| Problem |
Whenever a line contains the string "back", copy it out of the entries.

| Listing |
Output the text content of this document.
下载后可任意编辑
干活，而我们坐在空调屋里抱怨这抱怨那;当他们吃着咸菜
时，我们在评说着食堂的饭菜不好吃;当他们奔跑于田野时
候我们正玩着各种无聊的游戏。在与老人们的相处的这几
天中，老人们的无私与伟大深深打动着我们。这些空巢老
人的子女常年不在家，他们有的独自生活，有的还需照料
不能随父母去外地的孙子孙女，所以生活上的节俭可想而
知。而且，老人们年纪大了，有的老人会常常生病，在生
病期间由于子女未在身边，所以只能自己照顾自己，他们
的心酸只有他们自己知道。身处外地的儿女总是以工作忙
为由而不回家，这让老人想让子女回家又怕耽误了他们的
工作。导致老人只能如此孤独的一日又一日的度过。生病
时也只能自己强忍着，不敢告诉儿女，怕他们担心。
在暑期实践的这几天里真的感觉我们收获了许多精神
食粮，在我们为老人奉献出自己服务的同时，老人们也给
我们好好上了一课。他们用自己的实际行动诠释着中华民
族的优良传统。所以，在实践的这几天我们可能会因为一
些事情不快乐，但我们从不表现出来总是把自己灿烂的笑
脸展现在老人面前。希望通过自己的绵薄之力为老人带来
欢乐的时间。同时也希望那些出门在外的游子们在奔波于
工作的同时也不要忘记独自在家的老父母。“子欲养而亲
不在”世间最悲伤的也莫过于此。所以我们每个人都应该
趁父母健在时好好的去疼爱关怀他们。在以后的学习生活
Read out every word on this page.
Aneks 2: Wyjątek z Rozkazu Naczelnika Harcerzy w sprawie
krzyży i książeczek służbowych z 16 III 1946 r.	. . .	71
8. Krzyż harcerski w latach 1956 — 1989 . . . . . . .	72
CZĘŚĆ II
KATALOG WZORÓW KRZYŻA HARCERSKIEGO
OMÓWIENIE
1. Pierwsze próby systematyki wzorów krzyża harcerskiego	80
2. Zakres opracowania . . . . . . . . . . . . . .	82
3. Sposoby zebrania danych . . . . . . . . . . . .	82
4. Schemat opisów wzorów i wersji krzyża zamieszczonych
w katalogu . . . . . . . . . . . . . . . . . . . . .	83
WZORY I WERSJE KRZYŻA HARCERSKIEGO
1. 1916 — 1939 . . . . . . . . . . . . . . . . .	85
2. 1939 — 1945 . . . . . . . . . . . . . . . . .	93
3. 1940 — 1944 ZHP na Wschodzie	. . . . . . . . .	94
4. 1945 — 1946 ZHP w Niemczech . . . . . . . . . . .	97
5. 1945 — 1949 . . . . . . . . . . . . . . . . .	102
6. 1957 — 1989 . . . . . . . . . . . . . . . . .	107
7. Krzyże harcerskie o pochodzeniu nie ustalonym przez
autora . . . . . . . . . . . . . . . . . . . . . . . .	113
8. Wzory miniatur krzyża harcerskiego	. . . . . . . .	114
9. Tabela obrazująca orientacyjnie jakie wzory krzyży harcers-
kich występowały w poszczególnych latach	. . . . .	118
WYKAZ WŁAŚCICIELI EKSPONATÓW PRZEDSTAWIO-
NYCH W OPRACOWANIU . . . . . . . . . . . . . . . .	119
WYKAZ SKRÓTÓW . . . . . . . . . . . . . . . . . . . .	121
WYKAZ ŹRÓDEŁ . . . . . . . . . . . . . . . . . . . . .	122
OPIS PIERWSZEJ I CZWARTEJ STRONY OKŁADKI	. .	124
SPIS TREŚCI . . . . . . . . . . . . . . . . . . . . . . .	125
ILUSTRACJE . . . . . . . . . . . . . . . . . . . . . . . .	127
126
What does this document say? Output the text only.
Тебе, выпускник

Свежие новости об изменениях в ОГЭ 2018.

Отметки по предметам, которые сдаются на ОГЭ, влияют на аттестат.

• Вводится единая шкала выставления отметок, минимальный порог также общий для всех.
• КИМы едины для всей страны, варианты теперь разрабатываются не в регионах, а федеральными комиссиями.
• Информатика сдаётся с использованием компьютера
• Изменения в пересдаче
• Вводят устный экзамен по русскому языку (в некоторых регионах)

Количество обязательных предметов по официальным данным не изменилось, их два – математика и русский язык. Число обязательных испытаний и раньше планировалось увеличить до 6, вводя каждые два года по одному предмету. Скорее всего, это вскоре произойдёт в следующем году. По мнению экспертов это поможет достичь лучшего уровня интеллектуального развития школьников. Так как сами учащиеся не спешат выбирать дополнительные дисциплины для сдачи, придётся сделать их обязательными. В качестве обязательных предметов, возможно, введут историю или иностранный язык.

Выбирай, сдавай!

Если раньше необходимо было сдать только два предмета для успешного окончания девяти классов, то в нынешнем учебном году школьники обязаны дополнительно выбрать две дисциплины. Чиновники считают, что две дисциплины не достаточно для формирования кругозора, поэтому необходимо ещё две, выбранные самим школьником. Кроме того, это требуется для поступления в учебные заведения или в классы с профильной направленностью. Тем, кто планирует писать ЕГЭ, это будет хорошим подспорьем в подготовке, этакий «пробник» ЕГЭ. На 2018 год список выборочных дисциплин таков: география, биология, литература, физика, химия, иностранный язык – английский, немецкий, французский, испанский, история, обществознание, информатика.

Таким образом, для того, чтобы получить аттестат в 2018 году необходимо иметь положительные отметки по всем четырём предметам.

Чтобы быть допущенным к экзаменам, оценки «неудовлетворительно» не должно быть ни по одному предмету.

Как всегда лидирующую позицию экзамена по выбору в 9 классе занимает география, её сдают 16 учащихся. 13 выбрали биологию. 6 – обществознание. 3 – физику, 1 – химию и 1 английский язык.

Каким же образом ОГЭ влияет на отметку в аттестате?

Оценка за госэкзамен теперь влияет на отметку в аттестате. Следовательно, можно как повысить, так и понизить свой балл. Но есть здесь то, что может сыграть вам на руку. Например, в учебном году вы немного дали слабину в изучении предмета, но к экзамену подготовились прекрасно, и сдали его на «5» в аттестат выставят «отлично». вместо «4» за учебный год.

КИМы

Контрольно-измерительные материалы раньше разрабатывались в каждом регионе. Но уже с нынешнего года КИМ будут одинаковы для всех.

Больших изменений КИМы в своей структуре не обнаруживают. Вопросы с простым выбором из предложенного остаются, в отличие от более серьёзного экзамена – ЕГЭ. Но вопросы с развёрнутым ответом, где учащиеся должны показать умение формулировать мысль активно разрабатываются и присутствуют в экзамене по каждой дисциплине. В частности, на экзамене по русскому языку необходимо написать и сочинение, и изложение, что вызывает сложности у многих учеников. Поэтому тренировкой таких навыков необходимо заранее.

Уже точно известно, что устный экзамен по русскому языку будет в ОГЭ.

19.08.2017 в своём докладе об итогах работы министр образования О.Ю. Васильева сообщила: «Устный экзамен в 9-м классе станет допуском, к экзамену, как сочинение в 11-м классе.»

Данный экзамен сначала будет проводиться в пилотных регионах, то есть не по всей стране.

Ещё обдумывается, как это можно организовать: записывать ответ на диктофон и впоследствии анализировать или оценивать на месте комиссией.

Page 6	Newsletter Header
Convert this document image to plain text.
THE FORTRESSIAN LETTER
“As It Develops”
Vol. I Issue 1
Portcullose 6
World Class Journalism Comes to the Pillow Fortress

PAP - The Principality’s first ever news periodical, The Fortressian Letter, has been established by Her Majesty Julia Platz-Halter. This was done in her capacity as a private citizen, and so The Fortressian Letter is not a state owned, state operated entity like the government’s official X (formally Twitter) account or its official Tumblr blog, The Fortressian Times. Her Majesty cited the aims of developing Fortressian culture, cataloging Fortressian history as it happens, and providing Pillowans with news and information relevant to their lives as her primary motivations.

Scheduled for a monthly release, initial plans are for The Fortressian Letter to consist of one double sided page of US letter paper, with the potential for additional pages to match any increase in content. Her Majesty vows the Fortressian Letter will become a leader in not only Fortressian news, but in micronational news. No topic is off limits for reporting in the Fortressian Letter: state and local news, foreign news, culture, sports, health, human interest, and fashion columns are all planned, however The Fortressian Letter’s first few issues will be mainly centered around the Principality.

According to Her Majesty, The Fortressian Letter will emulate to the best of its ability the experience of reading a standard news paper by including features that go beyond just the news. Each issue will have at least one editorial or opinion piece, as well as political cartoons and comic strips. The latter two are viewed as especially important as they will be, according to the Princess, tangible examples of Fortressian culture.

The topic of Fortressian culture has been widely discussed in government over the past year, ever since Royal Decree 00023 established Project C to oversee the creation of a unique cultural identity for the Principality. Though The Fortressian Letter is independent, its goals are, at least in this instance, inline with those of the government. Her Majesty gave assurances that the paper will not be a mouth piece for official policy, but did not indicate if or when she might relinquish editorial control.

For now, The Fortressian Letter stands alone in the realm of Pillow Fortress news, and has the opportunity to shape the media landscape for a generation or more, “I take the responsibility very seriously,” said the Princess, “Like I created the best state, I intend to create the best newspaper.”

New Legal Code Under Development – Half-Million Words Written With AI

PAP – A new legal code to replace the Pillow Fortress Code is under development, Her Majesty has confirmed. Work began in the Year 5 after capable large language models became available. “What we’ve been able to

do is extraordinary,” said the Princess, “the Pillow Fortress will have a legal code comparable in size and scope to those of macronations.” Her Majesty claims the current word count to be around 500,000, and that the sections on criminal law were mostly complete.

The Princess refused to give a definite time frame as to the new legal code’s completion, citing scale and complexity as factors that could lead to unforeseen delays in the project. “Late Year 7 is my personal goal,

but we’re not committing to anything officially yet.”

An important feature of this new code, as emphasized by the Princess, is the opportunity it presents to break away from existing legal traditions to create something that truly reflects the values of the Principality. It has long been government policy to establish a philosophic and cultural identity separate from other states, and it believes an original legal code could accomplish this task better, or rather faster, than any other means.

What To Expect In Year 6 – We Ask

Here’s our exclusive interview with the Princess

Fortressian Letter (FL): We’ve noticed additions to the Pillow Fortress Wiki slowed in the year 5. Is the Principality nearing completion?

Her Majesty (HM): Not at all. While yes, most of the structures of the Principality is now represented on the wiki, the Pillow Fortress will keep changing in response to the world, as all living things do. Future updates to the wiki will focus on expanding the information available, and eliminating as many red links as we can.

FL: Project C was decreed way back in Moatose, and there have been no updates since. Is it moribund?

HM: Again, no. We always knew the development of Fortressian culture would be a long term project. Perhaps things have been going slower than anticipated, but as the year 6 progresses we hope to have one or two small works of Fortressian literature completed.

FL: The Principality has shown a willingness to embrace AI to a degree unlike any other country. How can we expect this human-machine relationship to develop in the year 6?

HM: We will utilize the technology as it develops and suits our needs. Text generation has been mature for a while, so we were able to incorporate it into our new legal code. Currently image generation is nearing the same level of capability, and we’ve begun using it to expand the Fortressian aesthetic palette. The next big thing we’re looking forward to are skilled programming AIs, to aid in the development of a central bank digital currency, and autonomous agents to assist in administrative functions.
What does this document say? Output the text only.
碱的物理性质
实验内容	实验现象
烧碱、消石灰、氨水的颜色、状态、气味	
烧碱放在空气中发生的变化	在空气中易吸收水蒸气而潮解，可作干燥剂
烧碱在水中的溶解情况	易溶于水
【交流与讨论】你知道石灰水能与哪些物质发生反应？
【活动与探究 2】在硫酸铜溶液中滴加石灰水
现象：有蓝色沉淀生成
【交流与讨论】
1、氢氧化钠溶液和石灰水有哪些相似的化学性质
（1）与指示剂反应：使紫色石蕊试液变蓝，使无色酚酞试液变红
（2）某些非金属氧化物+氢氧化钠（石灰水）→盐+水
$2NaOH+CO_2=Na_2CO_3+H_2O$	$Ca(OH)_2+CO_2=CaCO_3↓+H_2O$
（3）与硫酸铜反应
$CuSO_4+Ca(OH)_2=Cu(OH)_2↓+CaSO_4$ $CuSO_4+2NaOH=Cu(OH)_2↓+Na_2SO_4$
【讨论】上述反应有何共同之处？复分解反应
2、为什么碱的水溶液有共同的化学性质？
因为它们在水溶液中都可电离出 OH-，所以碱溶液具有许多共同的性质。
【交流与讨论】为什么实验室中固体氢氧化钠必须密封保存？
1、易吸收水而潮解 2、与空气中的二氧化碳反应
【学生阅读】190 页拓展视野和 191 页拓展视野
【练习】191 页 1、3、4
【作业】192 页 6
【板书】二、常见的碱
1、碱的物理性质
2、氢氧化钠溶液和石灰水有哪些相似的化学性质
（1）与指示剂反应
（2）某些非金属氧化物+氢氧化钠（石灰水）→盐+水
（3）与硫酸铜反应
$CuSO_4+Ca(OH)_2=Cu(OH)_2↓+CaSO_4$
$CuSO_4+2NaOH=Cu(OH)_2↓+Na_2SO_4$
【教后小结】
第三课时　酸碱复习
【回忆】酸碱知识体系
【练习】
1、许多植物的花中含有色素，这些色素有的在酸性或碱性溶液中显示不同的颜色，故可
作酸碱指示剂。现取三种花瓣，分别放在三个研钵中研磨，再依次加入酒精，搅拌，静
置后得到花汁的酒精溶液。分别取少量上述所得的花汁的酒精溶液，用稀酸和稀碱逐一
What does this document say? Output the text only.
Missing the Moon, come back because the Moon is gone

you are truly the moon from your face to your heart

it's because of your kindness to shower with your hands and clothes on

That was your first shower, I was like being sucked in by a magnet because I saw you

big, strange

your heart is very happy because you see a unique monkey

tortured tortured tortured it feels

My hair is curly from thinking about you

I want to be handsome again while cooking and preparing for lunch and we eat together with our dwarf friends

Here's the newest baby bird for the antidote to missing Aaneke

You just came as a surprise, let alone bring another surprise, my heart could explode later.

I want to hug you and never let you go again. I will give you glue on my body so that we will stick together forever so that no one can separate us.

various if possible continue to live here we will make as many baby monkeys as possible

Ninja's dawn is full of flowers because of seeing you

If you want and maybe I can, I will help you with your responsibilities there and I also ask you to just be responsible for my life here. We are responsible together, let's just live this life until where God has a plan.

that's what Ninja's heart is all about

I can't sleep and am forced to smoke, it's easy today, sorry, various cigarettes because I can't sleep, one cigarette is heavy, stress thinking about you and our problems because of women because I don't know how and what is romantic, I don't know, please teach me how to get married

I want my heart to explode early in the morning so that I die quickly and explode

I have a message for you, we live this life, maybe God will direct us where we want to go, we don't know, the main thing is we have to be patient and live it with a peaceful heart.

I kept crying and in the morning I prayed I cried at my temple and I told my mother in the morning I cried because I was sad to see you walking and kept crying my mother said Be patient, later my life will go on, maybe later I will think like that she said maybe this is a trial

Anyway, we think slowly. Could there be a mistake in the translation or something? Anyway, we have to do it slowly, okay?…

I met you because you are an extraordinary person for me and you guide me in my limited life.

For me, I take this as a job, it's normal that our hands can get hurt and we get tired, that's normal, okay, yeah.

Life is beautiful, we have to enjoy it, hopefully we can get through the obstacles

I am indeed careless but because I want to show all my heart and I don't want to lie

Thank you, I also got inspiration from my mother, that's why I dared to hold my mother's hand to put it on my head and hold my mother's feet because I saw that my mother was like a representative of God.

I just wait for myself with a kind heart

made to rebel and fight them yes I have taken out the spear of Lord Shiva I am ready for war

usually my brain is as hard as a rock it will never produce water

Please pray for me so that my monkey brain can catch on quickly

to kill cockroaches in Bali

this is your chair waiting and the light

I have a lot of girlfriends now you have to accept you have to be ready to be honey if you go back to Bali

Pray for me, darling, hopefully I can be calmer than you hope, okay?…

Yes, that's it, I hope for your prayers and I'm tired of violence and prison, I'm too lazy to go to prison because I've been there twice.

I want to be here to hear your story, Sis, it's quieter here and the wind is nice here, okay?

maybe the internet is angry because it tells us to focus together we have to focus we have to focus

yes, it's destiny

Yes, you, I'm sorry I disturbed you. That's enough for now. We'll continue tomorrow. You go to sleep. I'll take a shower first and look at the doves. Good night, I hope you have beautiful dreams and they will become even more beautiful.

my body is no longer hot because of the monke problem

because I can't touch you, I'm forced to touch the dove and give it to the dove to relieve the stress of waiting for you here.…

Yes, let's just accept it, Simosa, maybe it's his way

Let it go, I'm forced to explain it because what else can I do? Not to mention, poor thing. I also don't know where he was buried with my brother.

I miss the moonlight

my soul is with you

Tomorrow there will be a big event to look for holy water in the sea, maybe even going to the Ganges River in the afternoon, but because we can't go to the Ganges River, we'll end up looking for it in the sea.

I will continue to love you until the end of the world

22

| In response |
FL: Project C was decreed way back in Moatose, and there have been no updates since. Is it moribund?
Missing the Moon, come back because the Moon is gone
I have a lot of girlfriends now you have to accept you have to be ready to be honey if you go back to Bali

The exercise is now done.